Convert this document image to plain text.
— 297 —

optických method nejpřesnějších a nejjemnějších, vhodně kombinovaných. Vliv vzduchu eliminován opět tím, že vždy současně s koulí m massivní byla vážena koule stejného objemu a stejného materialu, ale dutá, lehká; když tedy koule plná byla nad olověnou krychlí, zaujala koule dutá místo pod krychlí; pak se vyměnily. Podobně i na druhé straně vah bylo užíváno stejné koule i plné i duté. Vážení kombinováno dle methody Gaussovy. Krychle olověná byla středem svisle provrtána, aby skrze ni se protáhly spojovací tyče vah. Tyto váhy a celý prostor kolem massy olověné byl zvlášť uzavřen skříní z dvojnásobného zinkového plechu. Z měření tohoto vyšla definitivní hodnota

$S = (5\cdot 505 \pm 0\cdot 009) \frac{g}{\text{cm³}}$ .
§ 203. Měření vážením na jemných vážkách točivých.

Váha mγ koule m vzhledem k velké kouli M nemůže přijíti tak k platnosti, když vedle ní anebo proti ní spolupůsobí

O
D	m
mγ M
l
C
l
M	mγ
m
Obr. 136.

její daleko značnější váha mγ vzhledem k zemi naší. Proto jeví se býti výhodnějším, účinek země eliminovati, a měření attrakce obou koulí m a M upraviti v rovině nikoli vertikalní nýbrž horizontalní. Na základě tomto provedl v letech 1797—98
----------------------------------------
Task to carry out: Find every line above that contains the word "text", and return each one.

Task answer:
Convert this document image to plain text.
$S = (5\cdot 505 \pm 0\cdot 009) \frac{g}{\text{cm³}}$ .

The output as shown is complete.